Each record needs to be echoed exactly; can you do that?

-- start Supplied records --

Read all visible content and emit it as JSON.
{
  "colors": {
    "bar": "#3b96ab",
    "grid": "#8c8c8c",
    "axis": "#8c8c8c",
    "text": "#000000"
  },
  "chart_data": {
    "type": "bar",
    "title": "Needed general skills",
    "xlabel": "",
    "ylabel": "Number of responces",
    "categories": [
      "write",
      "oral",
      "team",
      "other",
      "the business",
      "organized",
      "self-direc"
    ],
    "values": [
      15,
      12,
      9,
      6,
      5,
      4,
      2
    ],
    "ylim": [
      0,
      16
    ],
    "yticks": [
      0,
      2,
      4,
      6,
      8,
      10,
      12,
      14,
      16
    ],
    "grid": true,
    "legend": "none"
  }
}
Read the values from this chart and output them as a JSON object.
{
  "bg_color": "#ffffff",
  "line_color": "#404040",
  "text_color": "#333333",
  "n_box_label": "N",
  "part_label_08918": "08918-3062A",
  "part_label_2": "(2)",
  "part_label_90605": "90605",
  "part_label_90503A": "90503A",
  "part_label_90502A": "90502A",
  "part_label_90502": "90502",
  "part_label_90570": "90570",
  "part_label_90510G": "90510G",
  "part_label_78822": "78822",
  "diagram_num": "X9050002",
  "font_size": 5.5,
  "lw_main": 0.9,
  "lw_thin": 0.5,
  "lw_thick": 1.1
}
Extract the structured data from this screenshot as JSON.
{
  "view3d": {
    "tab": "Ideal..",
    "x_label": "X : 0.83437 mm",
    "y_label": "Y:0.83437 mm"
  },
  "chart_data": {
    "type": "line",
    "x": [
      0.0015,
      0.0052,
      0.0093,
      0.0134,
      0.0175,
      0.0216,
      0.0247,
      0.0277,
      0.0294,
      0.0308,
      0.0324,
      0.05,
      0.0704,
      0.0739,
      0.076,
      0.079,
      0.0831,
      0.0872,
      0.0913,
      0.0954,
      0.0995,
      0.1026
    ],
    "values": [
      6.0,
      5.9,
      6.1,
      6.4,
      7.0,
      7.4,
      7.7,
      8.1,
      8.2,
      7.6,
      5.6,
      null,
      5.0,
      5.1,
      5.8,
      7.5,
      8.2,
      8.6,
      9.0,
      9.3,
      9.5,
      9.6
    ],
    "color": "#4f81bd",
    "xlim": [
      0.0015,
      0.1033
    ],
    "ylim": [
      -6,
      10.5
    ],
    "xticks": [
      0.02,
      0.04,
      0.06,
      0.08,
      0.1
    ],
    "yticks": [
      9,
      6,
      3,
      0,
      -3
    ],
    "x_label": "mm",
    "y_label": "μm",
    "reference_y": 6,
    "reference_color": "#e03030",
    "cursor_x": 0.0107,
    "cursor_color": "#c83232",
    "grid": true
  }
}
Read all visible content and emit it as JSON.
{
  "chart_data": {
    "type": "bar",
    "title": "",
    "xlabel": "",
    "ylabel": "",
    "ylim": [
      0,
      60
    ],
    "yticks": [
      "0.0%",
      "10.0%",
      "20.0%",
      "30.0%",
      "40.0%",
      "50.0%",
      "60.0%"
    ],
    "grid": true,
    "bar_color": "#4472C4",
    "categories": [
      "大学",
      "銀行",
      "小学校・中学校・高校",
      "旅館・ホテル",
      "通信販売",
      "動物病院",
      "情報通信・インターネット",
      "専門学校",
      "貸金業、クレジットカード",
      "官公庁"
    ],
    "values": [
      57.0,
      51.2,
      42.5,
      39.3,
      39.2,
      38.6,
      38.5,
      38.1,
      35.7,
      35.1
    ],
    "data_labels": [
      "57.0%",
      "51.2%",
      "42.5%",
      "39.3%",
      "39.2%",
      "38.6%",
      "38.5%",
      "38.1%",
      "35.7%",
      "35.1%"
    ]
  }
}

-- end Supplied records --

Full output -
Read all visible content and emit it as JSON.
{
  "colors": {
    "bar": "#3b96ab",
    "grid": "#8c8c8c",
    "axis": "#8c8c8c",
    "text": "#000000"
  },
  "chart_data": {
    "type": "bar",
    "title": "Needed general skills",
    "xlabel": "",
    "ylabel": "Number of responces",
    "categories": [
      "write",
      "oral",
      "team",
      "other",
      "the business",
      "organized",
      "self-direc"
    ],
    "values": [
      15,
      12,
      9,
      6,
      5,
      4,
      2
    ],
    "ylim": [
      0,
      16
    ],
    "yticks": [
      0,
      2,
      4,
      6,
      8,
      10,
      12,
      14,
      16
    ],
    "grid": true,
    "legend": "none"
  }
}
Read the values from this chart and output them as a JSON object.
{
  "bg_color": "#ffffff",
  "line_color": "#404040",
  "text_color": "#333333",
  "n_box_label": "N",
  "part_label_08918": "08918-3062A",
  "part_label_2": "(2)",
  "part_label_90605": "90605",
  "part_label_90503A": "90503A",
  "part_label_90502A": "90502A",
  "part_label_90502": "90502",
  "part_label_90570": "90570",
  "part_label_90510G": "90510G",
  "part_label_78822": "78822",
  "diagram_num": "X9050002",
  "font_size": 5.5,
  "lw_main": 0.9,
  "lw_thin": 0.5,
  "lw_thick": 1.1
}
Extract the structured data from this screenshot as JSON.
{
  "view3d": {
    "tab": "Ideal..",
    "x_label": "X : 0.83437 mm",
    "y_label": "Y:0.83437 mm"
  },
  "chart_data": {
    "type": "line",
    "x": [
      0.0015,
      0.0052,
      0.0093,
      0.0134,
      0.0175,
      0.0216,
      0.0247,
      0.0277,
      0.0294,
      0.0308,
      0.0324,
      0.05,
      0.0704,
      0.0739,
      0.076,
      0.079,
      0.0831,
      0.0872,
      0.0913,
      0.0954,
      0.0995,
      0.1026
    ],
    "values": [
      6.0,
      5.9,
      6.1,
      6.4,
      7.0,
      7.4,
      7.7,
      8.1,
      8.2,
      7.6,
      5.6,
      null,
      5.0,
      5.1,
      5.8,
      7.5,
      8.2,
      8.6,
      9.0,
      9.3,
      9.5,
      9.6
    ],
    "color": "#4f81bd",
    "xlim": [
      0.0015,
      0.1033
    ],
    "ylim": [
      -6,
      10.5
    ],
    "xticks": [
      0.02,
      0.04,
      0.06,
      0.08,
      0.1
    ],
    "yticks": [
      9,
      6,
      3,
      0,
      -3
    ],
    "x_label": "mm",
    "y_label": "μm",
    "reference_y": 6,
    "reference_color": "#e03030",
    "cursor_x": 0.0107,
    "cursor_color": "#c83232",
    "grid": true
  }
}
Read all visible content and emit it as JSON.
{
  "chart_data": {
    "type": "bar",
    "title": "",
    "xlabel": "",
    "ylabel": "",
    "ylim": [
      0,
      60
    ],
    "yticks": [
      "0.0%",
      "10.0%",
      "20.0%",
      "30.0%",
      "40.0%",
      "50.0%",
      "60.0%"
    ],
    "grid": true,
    "bar_color": "#4472C4",
    "categories": [
      "大学",
      "銀行",
      "小学校・中学校・高校",
      "旅館・ホテル",
      "通信販売",
      "動物病院",
      "情報通信・インターネット",
      "専門学校",
      "貸金業、クレジットカード",
      "官公庁"
    ],
    "values": [
      57.0,
      51.2,
      42.5,
      39.3,
      39.2,
      38.6,
      38.5,
      38.1,
      35.7,
      35.1
    ],
    "data_labels": [
      "57.0%",
      "51.2%",
      "42.5%",
      "39.3%",
      "39.2%",
      "38.6%",
      "38.5%",
      "38.1%",
      "35.7%",
      "35.1%"
    ]
  }
}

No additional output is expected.